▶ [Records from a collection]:
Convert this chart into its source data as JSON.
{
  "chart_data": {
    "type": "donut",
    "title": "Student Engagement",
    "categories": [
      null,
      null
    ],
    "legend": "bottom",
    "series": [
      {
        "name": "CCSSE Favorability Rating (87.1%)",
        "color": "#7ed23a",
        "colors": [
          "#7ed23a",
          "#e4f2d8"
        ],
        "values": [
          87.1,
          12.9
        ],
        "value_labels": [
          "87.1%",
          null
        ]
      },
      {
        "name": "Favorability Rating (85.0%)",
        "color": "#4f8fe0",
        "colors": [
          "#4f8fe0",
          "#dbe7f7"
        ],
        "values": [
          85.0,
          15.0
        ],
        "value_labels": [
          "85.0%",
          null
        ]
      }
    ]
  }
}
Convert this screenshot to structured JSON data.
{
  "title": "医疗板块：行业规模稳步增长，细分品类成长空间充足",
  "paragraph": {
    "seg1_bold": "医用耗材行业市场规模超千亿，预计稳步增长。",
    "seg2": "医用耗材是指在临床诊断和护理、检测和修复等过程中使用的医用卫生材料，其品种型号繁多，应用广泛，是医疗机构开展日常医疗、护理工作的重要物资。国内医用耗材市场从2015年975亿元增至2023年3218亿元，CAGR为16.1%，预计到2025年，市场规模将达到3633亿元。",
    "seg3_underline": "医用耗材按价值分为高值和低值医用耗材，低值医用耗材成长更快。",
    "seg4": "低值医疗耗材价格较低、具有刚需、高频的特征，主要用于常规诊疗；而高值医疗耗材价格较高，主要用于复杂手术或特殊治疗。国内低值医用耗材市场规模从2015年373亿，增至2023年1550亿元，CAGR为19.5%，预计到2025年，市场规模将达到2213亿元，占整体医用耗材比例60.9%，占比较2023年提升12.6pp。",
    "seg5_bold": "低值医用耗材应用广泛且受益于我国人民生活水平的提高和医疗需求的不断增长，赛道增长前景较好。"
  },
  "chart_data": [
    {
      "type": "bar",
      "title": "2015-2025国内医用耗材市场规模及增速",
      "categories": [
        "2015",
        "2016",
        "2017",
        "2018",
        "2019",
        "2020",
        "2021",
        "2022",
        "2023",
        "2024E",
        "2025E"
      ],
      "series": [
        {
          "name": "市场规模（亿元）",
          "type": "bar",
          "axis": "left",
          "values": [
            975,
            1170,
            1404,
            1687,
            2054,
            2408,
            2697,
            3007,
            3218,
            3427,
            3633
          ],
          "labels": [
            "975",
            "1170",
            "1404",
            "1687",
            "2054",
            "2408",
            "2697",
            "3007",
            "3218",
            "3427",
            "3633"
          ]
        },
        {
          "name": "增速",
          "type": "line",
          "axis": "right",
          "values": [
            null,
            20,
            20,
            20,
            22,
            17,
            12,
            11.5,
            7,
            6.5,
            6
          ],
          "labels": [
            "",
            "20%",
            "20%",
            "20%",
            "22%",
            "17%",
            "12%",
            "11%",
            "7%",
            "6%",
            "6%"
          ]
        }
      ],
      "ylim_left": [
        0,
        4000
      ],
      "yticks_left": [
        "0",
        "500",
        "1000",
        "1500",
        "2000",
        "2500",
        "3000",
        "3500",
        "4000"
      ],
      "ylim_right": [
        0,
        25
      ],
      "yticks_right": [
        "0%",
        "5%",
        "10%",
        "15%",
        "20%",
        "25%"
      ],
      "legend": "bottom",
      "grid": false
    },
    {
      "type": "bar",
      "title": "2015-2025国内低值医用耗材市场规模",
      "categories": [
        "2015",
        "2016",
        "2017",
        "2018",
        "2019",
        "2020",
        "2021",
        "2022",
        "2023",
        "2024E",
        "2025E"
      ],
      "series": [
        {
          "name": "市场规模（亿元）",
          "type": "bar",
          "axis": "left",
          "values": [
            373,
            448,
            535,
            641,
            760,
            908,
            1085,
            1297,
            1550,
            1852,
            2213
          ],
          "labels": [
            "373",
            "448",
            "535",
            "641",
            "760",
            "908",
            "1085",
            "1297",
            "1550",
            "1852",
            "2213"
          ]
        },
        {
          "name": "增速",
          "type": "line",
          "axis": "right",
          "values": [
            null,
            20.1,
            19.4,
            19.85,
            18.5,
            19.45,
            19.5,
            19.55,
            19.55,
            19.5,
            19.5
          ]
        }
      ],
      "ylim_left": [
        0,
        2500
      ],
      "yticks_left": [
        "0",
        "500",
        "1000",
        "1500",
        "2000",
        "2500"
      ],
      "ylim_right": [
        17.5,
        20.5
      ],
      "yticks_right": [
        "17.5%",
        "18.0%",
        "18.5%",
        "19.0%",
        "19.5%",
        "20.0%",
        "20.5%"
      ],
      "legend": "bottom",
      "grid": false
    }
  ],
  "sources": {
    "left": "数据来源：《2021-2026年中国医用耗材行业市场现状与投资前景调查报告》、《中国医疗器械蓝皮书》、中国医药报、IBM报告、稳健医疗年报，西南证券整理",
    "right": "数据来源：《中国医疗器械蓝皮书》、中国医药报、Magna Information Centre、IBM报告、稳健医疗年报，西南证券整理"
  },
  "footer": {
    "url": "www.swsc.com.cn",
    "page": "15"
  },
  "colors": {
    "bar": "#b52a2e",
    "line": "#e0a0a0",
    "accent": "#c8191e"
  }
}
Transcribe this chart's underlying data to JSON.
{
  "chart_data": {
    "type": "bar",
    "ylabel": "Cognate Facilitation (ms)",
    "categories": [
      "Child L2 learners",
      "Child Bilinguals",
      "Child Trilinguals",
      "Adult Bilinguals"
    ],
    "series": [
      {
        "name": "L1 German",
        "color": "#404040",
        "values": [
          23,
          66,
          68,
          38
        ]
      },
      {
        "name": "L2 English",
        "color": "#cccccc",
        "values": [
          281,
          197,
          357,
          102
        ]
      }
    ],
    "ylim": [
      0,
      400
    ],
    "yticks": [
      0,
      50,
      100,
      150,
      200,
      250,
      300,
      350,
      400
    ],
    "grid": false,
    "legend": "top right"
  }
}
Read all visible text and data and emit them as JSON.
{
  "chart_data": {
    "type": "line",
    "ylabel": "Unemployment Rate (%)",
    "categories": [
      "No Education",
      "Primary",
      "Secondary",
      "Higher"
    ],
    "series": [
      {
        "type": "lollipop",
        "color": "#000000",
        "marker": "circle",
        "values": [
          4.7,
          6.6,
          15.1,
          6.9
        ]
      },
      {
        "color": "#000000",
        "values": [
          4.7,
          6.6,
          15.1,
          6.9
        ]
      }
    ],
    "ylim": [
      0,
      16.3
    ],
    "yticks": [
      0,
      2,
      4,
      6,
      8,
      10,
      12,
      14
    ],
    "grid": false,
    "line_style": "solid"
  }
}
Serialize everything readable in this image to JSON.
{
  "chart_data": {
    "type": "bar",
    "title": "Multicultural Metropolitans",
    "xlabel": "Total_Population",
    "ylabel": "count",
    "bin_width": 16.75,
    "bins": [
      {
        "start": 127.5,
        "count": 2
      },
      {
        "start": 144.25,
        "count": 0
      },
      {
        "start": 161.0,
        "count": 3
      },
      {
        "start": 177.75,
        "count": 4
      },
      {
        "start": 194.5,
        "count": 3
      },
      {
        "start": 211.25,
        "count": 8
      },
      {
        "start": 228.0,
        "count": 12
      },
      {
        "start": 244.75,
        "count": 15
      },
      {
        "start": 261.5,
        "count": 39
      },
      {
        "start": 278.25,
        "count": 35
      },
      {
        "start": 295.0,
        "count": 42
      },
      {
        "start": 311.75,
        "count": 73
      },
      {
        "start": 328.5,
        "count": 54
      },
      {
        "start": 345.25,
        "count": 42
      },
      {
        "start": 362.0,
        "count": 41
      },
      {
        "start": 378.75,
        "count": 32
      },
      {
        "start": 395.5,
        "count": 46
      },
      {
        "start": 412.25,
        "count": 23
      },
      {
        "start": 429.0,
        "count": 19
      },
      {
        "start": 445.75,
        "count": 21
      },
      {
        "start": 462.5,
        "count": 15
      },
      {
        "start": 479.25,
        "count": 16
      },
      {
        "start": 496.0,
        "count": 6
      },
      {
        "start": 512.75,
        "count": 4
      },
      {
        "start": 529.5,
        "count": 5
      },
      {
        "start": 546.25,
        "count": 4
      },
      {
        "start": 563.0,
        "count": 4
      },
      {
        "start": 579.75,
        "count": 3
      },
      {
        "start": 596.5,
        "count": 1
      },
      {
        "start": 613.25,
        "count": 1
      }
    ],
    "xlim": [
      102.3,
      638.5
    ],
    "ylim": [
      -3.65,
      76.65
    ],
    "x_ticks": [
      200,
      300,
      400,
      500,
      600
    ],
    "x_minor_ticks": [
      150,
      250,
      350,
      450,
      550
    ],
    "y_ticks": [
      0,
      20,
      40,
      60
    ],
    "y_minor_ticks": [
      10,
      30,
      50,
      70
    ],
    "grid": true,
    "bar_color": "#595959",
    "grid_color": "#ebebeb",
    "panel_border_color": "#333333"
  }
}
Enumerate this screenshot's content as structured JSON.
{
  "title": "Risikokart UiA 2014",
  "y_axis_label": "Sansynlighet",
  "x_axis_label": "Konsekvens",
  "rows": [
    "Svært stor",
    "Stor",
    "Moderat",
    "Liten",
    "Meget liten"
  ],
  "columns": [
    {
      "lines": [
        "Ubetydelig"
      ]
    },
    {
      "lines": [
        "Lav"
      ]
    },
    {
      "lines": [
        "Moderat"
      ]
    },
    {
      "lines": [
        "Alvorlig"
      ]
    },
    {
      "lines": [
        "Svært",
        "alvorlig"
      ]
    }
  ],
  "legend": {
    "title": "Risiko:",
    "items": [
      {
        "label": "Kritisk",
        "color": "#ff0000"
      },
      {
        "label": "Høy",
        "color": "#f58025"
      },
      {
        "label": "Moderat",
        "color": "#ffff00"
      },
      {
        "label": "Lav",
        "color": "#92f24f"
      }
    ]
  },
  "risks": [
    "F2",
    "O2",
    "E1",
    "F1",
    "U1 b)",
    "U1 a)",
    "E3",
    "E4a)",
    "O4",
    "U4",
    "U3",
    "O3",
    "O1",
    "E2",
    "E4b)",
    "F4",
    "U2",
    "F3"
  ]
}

▶ [To be done]: Go through the material and select each line with the string "Favorability" in it.

▶ [Solution]:
        "name": "CCSSE Favorability Rating (87.1%)",
        "name": "Favorability Rating (85.0%)",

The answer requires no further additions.